SELECTED EXCERPT.

-------

How bad does housing suck if you’re poor and live in Shanghai, China? This much:
“Shanghai’s landlords are quite ingenious, managing to convert even the smallest spaces into rentable rooms at high prices.”
Bathroom with a ladder to a crude loft above it? 600 yuan. (Exchange rate is currently running just above 7 yuan to the dollar.)
At least that had air-conditioning. For 300 yuan, you can get a room barely big enough for a small bed with two holes punched in the wall for ventilation.
For the same price, you can get a bathroom with a bed in the crawlspace right behind the toilet. “After using the toilet, the smell lingers in the room. Also don’t turn the shower head [over the tiny sink] on too high or it’ll soak the bed.”
One room is a twice-coffin size crawlspace off a balcony for 1,500 yuan.
But wait! For a mere 50 yuan, a guy rented a 0.3 square meter crawlspace he can’t fully lie down in. “Some local netizens from Shanghai commented that a closet could not be rented for 50 yuan, the price being at least 120 yuan.”
“This design is really thoughtful! Knowing you’d have to squat to cook noodles, they smartly place a toilet right here, complete with a door!”
“Here’s another place for 500 yuan rent combining living room, bedroom, kitchen and bathroom all in one!” Complete with cardboard box bed in the entry. “There’s a simple induction cooker for cooking, but it’s a tight squeeze for anyone a bit larger, though there is an exhaust fan. This stove is too far from the toilet. It’s inconvenient to cook while you are using a toilet, but when you shower you can easily stir fry at the same time.” No AC, but the landlord said they could add it for 200 extra yuan rent…
Of course, those exciting bed-in-toilet apartments are only available to people who can afford to pay any money for rent. Many can’t. “There are also groups known as Knights of the Bridge Underpass. In big cities, you can deliver food without renting a place. We found a bridge where several delivery guys and girls live.”
We’ve covered problems with youth despair in China before, including both the “lie flat” and “let it rot” movements.
“How do you deal with water and electricity?…First you can use water from public toilets, but this water is only for washing and laundry, not drinking.” To be fair, they show sinks in public toilets, so I imagine that’s where they’re getting their water, but it’s China, so who knows?
“Drinking water is bought from villagers nearby.”
“Electricity can be sourced from the batteries of delivery ebikes, which are rented for 300 to 400 a month. You can swap many each day, then connect an inverter to the battery you get 220 volt household electricity, and that solves that problem.” (220 volts was evidently standardized by the nationalist government in 1930.)
There’s a video blogger who lives in his solar equipped van, and he seems much better off than any other housing option covered in this video.
“It’s not just Shanghai. Nearly all major Chinese cities host these workers, often labeled as a low-end population. These include delivery workers, ride share drivers, factory or construction site laborers, or college students from out of town.” During America’s industrial boom, working in a factory allowed you to buy a house. Thanks to China’s factory boom, factory workers can enjoy living under a bridge.

-------

EXERCISE MATERIALS.
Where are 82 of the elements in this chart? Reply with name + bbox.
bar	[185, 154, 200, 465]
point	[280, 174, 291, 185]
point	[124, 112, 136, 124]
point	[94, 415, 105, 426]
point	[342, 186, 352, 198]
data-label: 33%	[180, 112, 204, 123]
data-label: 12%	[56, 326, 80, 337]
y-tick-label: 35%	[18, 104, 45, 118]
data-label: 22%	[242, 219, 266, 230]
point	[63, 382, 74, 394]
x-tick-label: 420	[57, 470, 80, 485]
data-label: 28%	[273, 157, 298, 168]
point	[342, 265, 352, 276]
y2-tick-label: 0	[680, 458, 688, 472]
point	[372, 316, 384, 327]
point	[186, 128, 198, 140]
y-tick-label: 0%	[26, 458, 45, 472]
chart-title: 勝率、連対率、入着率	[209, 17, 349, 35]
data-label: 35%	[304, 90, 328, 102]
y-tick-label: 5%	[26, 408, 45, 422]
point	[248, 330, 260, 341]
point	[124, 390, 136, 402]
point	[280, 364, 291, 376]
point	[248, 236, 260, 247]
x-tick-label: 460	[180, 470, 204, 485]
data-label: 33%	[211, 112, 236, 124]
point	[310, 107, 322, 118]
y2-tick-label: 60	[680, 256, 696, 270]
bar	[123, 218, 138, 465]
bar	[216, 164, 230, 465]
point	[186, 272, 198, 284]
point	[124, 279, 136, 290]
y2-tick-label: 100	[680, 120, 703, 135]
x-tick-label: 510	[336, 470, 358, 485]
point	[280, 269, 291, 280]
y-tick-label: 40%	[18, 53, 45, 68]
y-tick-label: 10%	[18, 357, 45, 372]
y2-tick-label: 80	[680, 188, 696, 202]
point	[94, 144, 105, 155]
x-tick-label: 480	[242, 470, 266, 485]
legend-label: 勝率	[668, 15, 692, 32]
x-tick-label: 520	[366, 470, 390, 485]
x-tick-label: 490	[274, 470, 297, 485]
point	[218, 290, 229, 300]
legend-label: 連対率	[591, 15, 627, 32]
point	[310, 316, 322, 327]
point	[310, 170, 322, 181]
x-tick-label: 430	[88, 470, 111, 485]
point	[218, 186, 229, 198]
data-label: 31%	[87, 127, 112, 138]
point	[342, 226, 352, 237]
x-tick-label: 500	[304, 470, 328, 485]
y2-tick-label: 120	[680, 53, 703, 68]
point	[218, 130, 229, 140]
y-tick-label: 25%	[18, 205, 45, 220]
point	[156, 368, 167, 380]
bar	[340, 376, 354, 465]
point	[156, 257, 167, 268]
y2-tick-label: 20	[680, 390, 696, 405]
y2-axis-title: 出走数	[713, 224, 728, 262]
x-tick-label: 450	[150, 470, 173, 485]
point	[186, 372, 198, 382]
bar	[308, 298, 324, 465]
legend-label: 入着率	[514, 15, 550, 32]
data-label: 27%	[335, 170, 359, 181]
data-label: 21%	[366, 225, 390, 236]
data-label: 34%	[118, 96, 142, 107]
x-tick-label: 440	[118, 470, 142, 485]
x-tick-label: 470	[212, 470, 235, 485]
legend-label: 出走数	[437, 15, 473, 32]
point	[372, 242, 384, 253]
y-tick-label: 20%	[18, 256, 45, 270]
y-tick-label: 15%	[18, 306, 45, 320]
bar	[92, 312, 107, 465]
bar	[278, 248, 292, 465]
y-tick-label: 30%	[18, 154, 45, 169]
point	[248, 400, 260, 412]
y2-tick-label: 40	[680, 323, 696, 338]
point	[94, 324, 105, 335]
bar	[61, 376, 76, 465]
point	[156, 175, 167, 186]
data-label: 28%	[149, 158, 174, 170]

-------

EXERCISE TASKS.
(1) Render the records as a JSON list of strings, one string per line with blank lines omitted, starting with their first line and going on through the line with "272, 198, 284]".
(2) Finish out the next part of the piece on cramped housing for Shanghai's poor, picking up right after its last sentence.
The records are unrelated to the piece on Shanghai housing.

OUTPUTS FOR THE TASKS.
(1)
[
  "Where are 82 of the elements in this chart? Reply with name + bbox.",
  "bar\t[185, 154, 200, 465]",
  "point\t[280, 174, 291, 185]",
  "point\t[124, 112, 136, 124]",
  "point\t[94, 415, 105, 426]",
  "point\t[342, 186, 352, 198]",
  "data-label: 33%\t[180, 112, 204, 123]",
  "data-label: 12%\t[56, 326, 80, 337]",
  "y-tick-label: 35%\t[18, 104, 45, 118]",
  "data-label: 22%\t[242, 219, 266, 230]",
  "point\t[63, 382, 74, 394]",
  "x-tick-label: 420\t[57, 470, 80, 485]",
  "data-label: 28%\t[273, 157, 298, 168]",
  "point\t[342, 265, 352, 276]",
  "y2-tick-label: 0\t[680, 458, 688, 472]",
  "point\t[372, 316, 384, 327]",
  "point\t[186, 128, 198, 140]",
  "y-tick-label: 0%\t[26, 458, 45, 472]",
  "chart-title: 勝率、連対率、入着率\t[209, 17, 349, 35]",
  "data-label: 35%\t[304, 90, 328, 102]",
  "y-tick-label: 5%\t[26, 408, 45, 422]",
  "point\t[248, 330, 260, 341]",
  "point\t[124, 390, 136, 402]",
  "point\t[280, 364, 291, 376]",
  "point\t[248, 236, 260, 247]",
  "x-tick-label: 460\t[180, 470, 204, 485]",
  "data-label: 33%\t[211, 112, 236, 124]",
  "point\t[310, 107, 322, 118]",
  "y2-tick-label: 60\t[680, 256, 696, 270]",
  "bar\t[123, 218, 138, 465]",
  "bar\t[216, 164, 230, 465]",
  "point\t[186, 272, 198, 284]"
]

(2)
“Working odd jobs, they hustle in every corner of the city, typically working over 10 hours a day without a single day off. The city’s prosperity doesn’t touch them. Their daily focus is simply on earning more money.”
The situation is slightly better in Beijing, which has 3 square meter apartments for 2000 yuan, and Shenzhen offers “urban villages” (I think we’d call them apartment complexes) with 1 bedroom apartments for 700 yuan a month.
In Guangdong, the so-called “Shango Gods” have completely given up on life and just live under bridges.
“The unemployed crowd together both men and women in an area filled with unbearable odors.”
“They work one day and rest for a week. A day’s pay can be 200 yuan, enough to sit in an Internet cafe for a week. They eat steamed buns, buy three or four to last the day.”
“In many cities, there are many of these so-called Shango Gods who have completely given up on life. ‘Already seeing no hope. This kind of life is actually pretty good. Wherever you go, just find a place to lie down and don’t think about anything, because no matter how hard you try, without connections it won’t work.'”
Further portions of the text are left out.